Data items
§
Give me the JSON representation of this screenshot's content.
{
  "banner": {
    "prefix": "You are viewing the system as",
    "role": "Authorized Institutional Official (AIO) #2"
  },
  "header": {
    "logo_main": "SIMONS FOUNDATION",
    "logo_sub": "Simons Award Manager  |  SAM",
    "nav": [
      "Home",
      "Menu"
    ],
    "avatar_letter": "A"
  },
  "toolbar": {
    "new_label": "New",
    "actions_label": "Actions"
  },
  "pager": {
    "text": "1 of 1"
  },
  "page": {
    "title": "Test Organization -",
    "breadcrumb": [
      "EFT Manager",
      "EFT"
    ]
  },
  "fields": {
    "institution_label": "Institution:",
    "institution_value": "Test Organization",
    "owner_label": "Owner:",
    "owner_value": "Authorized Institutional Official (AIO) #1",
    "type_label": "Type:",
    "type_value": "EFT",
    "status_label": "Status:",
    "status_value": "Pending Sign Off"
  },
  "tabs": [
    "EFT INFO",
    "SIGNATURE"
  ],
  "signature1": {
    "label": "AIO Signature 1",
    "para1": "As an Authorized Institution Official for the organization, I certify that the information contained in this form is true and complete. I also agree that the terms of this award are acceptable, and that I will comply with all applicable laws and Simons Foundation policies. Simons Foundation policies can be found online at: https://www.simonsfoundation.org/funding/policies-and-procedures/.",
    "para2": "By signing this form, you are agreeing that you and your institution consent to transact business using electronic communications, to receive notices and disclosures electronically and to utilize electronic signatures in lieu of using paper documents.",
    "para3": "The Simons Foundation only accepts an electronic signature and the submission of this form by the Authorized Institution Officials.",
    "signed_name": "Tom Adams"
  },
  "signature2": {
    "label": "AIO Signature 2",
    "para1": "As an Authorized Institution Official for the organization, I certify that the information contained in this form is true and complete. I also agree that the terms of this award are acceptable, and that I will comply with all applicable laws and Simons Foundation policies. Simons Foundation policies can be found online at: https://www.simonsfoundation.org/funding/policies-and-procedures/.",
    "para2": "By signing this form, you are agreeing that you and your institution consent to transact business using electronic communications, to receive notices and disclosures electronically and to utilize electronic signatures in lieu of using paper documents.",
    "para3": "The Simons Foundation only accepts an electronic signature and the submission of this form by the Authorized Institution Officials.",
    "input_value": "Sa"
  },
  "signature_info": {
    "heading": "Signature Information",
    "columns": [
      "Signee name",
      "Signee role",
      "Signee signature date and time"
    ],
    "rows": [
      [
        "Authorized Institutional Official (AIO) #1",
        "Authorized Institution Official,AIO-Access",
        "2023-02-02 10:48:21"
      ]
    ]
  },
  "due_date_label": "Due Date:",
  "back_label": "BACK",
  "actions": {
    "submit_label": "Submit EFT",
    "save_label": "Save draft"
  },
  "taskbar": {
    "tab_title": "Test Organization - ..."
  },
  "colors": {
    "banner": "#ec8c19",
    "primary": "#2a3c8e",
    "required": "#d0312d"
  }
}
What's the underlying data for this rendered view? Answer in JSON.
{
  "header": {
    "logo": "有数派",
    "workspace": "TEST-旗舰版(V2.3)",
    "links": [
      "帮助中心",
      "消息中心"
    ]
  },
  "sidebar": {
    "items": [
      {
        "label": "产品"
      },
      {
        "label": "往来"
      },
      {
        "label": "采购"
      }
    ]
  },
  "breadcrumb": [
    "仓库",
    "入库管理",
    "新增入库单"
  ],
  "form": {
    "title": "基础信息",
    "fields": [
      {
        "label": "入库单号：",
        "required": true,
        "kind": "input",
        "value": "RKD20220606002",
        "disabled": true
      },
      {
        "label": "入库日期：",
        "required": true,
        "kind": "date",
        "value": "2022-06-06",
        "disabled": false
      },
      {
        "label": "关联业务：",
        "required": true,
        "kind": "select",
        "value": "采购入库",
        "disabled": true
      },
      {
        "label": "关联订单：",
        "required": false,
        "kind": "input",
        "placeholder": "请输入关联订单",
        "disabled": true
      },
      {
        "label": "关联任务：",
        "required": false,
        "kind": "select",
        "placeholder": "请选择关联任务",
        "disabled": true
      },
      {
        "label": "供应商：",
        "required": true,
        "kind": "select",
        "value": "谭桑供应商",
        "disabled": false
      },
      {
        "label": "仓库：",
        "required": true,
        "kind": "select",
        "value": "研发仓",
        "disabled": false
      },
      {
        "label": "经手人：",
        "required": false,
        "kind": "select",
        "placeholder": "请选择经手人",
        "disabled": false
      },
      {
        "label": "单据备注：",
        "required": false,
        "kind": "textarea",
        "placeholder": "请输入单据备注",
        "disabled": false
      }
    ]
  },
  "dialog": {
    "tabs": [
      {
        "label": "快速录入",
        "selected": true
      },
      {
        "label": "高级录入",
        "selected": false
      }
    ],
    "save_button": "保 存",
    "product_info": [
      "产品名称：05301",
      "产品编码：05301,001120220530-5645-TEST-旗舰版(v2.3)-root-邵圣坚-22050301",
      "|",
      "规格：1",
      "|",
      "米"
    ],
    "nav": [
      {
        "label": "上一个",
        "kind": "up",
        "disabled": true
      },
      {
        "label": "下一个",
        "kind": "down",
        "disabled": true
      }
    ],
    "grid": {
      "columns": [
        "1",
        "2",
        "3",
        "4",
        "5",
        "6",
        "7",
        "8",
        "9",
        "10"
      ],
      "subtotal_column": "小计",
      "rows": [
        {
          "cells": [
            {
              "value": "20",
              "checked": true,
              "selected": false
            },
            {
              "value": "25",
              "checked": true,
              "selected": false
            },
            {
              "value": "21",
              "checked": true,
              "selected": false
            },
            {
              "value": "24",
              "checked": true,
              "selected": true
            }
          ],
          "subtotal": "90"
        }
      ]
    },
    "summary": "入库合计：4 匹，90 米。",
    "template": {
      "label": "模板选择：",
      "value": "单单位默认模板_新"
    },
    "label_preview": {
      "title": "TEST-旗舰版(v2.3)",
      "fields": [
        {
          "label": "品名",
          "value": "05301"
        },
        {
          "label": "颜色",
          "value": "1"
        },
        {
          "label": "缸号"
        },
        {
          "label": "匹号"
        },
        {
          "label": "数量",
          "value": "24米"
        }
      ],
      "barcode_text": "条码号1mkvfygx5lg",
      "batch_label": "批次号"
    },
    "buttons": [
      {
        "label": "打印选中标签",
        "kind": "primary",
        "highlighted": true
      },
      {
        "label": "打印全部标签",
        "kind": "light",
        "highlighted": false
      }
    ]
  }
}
§
INSTRUCTIONS FOR THE TASK ▸ Copy out every entry again, exactly as it was given.

EXERCISE RESPONSE ▸
Give me the JSON representation of this screenshot's content.
{
  "banner": {
    "prefix": "You are viewing the system as",
    "role": "Authorized Institutional Official (AIO) #2"
  },
  "header": {
    "logo_main": "SIMONS FOUNDATION",
    "logo_sub": "Simons Award Manager  |  SAM",
    "nav": [
      "Home",
      "Menu"
    ],
    "avatar_letter": "A"
  },
  "toolbar": {
    "new_label": "New",
    "actions_label": "Actions"
  },
  "pager": {
    "text": "1 of 1"
  },
  "page": {
    "title": "Test Organization -",
    "breadcrumb": [
      "EFT Manager",
      "EFT"
    ]
  },
  "fields": {
    "institution_label": "Institution:",
    "institution_value": "Test Organization",
    "owner_label": "Owner:",
    "owner_value": "Authorized Institutional Official (AIO) #1",
    "type_label": "Type:",
    "type_value": "EFT",
    "status_label": "Status:",
    "status_value": "Pending Sign Off"
  },
  "tabs": [
    "EFT INFO",
    "SIGNATURE"
  ],
  "signature1": {
    "label": "AIO Signature 1",
    "para1": "As an Authorized Institution Official for the organization, I certify that the information contained in this form is true and complete. I also agree that the terms of this award are acceptable, and that I will comply with all applicable laws and Simons Foundation policies. Simons Foundation policies can be found online at: https://www.simonsfoundation.org/funding/policies-and-procedures/.",
    "para2": "By signing this form, you are agreeing that you and your institution consent to transact business using electronic communications, to receive notices and disclosures electronically and to utilize electronic signatures in lieu of using paper documents.",
    "para3": "The Simons Foundation only accepts an electronic signature and the submission of this form by the Authorized Institution Officials.",
    "signed_name": "Tom Adams"
  },
  "signature2": {
    "label": "AIO Signature 2",
    "para1": "As an Authorized Institution Official for the organization, I certify that the information contained in this form is true and complete. I also agree that the terms of this award are acceptable, and that I will comply with all applicable laws and Simons Foundation policies. Simons Foundation policies can be found online at: https://www.simonsfoundation.org/funding/policies-and-procedures/.",
    "para2": "By signing this form, you are agreeing that you and your institution consent to transact business using electronic communications, to receive notices and disclosures electronically and to utilize electronic signatures in lieu of using paper documents.",
    "para3": "The Simons Foundation only accepts an electronic signature and the submission of this form by the Authorized Institution Officials.",
    "input_value": "Sa"
  },
  "signature_info": {
    "heading": "Signature Information",
    "columns": [
      "Signee name",
      "Signee role",
      "Signee signature date and time"
    ],
    "rows": [
      [
        "Authorized Institutional Official (AIO) #1",
        "Authorized Institution Official,AIO-Access",
        "2023-02-02 10:48:21"
      ]
    ]
  },
  "due_date_label": "Due Date:",
  "back_label": "BACK",
  "actions": {
    "submit_label": "Submit EFT",
    "save_label": "Save draft"
  },
  "taskbar": {
    "tab_title": "Test Organization - ..."
  },
  "colors": {
    "banner": "#ec8c19",
    "primary": "#2a3c8e",
    "required": "#d0312d"
  }
}
What's the underlying data for this rendered view? Answer in JSON.
{
  "header": {
    "logo": "有数派",
    "workspace": "TEST-旗舰版(V2.3)",
    "links": [
      "帮助中心",
      "消息中心"
    ]
  },
  "sidebar": {
    "items": [
      {
        "label": "产品"
      },
      {
        "label": "往来"
      },
      {
        "label": "采购"
      }
    ]
  },
  "breadcrumb": [
    "仓库",
    "入库管理",
    "新增入库单"
  ],
  "form": {
    "title": "基础信息",
    "fields": [
      {
        "label": "入库单号：",
        "required": true,
        "kind": "input",
        "value": "RKD20220606002",
        "disabled": true
      },
      {
        "label": "入库日期：",
        "required": true,
        "kind": "date",
        "value": "2022-06-06",
        "disabled": false
      },
      {
        "label": "关联业务：",
        "required": true,
        "kind": "select",
        "value": "采购入库",
        "disabled": true
      },
      {
        "label": "关联订单：",
        "required": false,
        "kind": "input",
        "placeholder": "请输入关联订单",
        "disabled": true
      },
      {
        "label": "关联任务：",
        "required": false,
        "kind": "select",
        "placeholder": "请选择关联任务",
        "disabled": true
      },
      {
        "label": "供应商：",
        "required": true,
        "kind": "select",
        "value": "谭桑供应商",
        "disabled": false
      },
      {
        "label": "仓库：",
        "required": true,
        "kind": "select",
        "value": "研发仓",
        "disabled": false
      },
      {
        "label": "经手人：",
        "required": false,
        "kind": "select",
        "placeholder": "请选择经手人",
        "disabled": false
      },
      {
        "label": "单据备注：",
        "required": false,
        "kind": "textarea",
        "placeholder": "请输入单据备注",
        "disabled": false
      }
    ]
  },
  "dialog": {
    "tabs": [
      {
        "label": "快速录入",
        "selected": true
      },
      {
        "label": "高级录入",
        "selected": false
      }
    ],
    "save_button": "保 存",
    "product_info": [
      "产品名称：05301",
      "产品编码：05301,001120220530-5645-TEST-旗舰版(v2.3)-root-邵圣坚-22050301",
      "|",
      "规格：1",
      "|",
      "米"
    ],
    "nav": [
      {
        "label": "上一个",
        "kind": "up",
        "disabled": true
      },
      {
        "label": "下一个",
        "kind": "down",
        "disabled": true
      }
    ],
    "grid": {
      "columns": [
        "1",
        "2",
        "3",
        "4",
        "5",
        "6",
        "7",
        "8",
        "9",
        "10"
      ],
      "subtotal_column": "小计",
      "rows": [
        {
          "cells": [
            {
              "value": "20",
              "checked": true,
              "selected": false
            },
            {
              "value": "25",
              "checked": true,
              "selected": false
            },
            {
              "value": "21",
              "checked": true,
              "selected": false
            },
            {
              "value": "24",
              "checked": true,
              "selected": true
            }
          ],
          "subtotal": "90"
        }
      ]
    },
    "summary": "入库合计：4 匹，90 米。",
    "template": {
      "label": "模板选择：",
      "value": "单单位默认模板_新"
    },
    "label_preview": {
      "title": "TEST-旗舰版(v2.3)",
      "fields": [
        {
          "label": "品名",
          "value": "05301"
        },
        {
          "label": "颜色",
          "value": "1"
        },
        {
          "label": "缸号"
        },
        {
          "label": "匹号"
        },
        {
          "label": "数量",
          "value": "24米"
        }
      ],
      "barcode_text": "条码号1mkvfygx5lg",
      "batch_label": "批次号"
    },
    "buttons": [
      {
        "label": "打印选中标签",
        "kind": "primary",
        "highlighted": true
      },
      {
        "label": "打印全部标签",
        "kind": "light",
        "highlighted": false
      }
    ]
  }
}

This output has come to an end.